PROBLEM DETAILS | Read through the records below and copy each line that uses the word "condition".

# START OF GIVEN RECORDS

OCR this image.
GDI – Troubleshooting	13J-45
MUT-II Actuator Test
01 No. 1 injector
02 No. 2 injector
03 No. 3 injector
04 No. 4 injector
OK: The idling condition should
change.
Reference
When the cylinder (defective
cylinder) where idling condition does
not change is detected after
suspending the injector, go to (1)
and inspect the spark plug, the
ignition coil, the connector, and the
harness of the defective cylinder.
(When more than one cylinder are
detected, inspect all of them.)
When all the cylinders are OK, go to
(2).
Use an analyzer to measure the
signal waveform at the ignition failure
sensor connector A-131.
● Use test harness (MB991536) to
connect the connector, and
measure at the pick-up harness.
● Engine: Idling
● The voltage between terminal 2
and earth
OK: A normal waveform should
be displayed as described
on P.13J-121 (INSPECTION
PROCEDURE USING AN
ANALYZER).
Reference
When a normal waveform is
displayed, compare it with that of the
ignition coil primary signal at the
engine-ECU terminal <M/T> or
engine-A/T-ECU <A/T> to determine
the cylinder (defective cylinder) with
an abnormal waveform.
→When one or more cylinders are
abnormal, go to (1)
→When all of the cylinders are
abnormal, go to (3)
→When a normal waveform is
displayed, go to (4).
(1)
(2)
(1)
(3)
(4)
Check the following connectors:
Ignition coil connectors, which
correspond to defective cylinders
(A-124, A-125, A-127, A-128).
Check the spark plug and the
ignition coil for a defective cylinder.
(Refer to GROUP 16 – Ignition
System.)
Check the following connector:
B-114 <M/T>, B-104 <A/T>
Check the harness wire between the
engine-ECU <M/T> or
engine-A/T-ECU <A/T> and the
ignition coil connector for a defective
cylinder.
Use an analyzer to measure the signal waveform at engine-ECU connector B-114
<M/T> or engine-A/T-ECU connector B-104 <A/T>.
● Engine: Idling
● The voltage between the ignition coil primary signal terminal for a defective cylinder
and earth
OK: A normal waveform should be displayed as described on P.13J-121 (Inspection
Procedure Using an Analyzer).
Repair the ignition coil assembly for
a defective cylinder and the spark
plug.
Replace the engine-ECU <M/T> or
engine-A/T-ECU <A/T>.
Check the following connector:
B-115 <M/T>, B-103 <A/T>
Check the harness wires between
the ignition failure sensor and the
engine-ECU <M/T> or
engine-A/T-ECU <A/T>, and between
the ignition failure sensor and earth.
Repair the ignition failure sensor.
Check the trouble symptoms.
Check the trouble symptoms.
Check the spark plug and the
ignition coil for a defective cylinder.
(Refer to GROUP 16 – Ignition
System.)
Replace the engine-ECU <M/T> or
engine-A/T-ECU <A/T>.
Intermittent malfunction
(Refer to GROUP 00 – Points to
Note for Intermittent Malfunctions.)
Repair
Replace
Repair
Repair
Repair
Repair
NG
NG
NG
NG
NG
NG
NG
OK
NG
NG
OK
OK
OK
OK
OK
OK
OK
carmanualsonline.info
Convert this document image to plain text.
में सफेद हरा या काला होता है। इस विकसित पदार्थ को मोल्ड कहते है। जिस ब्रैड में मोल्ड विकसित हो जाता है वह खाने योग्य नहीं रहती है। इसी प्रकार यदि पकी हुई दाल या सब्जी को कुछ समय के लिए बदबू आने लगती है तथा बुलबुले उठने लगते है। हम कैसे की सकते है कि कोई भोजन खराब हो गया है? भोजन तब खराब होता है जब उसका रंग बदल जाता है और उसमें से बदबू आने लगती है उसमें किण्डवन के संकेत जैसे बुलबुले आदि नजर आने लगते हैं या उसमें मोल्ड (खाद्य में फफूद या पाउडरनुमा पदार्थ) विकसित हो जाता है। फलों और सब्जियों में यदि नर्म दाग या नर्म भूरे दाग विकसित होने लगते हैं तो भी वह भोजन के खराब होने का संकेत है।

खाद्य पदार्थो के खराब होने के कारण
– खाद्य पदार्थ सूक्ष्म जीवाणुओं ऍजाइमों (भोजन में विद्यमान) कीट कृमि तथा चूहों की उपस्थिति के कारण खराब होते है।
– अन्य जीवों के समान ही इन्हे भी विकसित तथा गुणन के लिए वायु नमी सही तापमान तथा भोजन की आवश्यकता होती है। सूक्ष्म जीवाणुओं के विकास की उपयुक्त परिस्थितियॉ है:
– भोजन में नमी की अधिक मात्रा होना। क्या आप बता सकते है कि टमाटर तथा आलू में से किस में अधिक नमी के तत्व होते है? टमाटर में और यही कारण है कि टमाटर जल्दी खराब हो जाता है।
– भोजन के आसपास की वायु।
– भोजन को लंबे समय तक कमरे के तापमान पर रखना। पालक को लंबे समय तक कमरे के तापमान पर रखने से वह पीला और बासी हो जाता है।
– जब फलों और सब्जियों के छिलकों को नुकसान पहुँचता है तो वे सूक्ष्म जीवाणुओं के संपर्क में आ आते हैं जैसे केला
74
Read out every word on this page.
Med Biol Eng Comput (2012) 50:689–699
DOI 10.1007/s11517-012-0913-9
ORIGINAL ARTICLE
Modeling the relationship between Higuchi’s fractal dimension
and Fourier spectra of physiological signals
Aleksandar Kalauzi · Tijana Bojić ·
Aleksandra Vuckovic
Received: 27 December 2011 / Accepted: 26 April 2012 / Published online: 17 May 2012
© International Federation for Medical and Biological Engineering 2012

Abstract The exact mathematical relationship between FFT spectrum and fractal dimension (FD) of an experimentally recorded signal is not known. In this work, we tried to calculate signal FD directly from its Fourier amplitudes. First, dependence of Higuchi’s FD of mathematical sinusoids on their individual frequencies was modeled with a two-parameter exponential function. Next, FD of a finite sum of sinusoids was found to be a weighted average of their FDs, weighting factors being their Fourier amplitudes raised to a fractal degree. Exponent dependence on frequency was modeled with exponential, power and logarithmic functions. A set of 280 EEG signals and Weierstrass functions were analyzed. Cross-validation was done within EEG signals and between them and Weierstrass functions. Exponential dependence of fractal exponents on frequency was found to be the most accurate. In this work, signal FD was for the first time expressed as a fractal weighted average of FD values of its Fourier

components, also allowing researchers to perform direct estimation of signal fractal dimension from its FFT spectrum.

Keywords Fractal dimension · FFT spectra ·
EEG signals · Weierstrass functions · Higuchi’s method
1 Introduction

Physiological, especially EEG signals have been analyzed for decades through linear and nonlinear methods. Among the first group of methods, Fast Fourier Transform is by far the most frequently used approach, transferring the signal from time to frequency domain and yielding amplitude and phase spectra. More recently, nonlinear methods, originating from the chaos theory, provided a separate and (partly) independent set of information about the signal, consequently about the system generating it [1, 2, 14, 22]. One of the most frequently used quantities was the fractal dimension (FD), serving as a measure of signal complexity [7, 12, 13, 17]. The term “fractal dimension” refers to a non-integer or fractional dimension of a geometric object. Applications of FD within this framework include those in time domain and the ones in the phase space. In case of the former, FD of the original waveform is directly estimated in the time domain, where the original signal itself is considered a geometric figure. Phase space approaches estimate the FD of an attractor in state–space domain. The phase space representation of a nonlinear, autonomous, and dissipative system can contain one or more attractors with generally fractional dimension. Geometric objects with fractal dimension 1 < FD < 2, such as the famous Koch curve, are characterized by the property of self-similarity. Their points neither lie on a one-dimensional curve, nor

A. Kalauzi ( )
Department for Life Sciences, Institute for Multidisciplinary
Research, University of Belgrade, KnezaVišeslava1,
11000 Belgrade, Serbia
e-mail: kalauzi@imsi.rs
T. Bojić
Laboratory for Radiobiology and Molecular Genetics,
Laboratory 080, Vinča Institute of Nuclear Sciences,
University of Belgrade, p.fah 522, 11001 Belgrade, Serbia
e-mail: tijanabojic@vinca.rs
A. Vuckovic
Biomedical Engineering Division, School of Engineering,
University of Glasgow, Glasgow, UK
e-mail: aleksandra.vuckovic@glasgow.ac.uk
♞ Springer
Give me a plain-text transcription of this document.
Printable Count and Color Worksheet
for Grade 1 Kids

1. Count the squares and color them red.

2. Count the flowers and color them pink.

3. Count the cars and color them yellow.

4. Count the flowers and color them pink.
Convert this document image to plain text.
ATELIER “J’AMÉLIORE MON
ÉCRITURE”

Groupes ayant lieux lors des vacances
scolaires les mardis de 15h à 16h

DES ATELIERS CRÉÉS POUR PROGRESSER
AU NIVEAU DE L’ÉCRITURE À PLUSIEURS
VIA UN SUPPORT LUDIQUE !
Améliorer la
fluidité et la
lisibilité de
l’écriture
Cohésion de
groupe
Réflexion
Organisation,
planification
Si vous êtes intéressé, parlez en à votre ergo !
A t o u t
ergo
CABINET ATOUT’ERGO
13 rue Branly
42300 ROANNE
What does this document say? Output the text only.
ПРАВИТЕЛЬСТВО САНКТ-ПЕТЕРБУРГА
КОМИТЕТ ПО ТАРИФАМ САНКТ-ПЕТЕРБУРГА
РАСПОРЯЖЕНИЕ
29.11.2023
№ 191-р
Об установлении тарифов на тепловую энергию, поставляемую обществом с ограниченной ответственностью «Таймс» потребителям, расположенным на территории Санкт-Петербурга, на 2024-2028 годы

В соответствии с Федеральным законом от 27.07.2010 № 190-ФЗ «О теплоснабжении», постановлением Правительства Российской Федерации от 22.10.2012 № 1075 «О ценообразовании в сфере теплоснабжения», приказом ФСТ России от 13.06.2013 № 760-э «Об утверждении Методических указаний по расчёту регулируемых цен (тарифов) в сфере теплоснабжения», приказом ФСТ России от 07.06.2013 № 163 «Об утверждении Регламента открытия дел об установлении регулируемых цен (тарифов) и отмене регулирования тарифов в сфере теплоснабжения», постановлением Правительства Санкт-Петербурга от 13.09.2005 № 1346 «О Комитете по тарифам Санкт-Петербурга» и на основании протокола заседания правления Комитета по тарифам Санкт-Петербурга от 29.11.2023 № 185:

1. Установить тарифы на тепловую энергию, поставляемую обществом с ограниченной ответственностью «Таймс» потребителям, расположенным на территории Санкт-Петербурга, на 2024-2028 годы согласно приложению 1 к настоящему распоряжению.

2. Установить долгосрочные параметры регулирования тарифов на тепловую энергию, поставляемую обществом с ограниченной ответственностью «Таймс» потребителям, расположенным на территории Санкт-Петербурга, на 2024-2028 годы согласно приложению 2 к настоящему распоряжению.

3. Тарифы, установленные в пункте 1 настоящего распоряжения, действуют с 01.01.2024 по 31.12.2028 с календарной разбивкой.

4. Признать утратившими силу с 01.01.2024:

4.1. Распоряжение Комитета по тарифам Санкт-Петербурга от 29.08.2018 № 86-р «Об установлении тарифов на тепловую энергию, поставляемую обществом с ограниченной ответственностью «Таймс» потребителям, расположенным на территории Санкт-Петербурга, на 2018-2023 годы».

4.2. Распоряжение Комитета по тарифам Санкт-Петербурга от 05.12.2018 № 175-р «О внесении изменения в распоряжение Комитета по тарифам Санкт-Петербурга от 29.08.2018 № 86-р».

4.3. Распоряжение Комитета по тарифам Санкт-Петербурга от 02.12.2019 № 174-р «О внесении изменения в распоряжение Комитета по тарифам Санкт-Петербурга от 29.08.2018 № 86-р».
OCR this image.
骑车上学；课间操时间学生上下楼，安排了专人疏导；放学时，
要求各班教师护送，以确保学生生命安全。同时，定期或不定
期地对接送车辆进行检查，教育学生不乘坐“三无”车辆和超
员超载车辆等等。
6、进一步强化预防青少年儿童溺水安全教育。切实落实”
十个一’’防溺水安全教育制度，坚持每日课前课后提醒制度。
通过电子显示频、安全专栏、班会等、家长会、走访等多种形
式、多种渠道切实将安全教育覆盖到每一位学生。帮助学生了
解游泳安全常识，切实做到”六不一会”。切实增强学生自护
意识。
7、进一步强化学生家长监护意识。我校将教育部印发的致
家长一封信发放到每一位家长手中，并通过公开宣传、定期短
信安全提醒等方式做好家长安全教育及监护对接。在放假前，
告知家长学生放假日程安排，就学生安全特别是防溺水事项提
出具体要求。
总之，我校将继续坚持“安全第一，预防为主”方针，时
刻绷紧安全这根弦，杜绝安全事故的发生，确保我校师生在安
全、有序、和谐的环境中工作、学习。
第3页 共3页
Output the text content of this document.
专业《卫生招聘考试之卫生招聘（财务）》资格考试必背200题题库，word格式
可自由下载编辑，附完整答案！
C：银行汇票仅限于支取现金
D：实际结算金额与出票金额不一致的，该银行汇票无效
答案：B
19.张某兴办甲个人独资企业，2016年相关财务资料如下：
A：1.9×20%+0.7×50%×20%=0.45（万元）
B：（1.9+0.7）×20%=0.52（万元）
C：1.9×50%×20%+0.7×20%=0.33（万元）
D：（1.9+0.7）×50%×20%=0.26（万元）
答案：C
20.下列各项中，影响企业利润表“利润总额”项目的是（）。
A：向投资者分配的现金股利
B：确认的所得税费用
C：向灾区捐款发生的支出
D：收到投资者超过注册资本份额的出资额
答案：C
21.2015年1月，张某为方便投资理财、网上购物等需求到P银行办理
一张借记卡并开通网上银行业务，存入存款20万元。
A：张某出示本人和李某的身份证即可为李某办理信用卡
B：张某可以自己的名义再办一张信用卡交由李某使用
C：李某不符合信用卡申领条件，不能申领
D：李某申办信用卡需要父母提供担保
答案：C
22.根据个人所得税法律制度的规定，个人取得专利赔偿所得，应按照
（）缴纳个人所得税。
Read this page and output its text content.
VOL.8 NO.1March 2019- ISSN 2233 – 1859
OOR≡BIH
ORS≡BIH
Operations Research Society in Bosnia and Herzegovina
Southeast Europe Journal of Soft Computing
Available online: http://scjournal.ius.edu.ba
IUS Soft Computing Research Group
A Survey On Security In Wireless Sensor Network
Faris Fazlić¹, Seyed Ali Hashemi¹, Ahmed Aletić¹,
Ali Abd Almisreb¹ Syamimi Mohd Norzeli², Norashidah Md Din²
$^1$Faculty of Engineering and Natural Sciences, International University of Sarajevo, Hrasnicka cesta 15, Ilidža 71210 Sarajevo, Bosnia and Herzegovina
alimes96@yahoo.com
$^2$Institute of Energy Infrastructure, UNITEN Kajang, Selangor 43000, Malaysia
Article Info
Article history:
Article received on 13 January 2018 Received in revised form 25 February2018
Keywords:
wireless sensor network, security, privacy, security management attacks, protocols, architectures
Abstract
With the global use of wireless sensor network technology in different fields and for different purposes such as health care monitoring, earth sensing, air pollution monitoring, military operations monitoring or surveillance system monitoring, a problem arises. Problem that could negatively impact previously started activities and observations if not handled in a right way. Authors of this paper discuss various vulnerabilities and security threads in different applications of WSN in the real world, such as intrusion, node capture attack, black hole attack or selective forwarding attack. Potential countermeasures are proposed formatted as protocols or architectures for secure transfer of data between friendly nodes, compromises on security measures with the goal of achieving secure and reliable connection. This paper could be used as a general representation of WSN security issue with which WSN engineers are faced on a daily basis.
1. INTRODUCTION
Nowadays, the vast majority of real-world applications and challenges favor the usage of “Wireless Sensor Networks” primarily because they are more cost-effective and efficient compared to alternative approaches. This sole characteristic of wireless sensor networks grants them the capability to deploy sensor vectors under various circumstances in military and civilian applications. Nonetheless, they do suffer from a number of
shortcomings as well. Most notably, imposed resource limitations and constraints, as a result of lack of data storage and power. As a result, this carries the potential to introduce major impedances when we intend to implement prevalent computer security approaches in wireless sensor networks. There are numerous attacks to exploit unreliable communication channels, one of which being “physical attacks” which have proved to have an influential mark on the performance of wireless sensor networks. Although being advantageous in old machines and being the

# END OF GIVEN RECORDS

OUTPUT FOR THIS EXERCISE |
OK: The idling condition should
cylinder) where idling condition does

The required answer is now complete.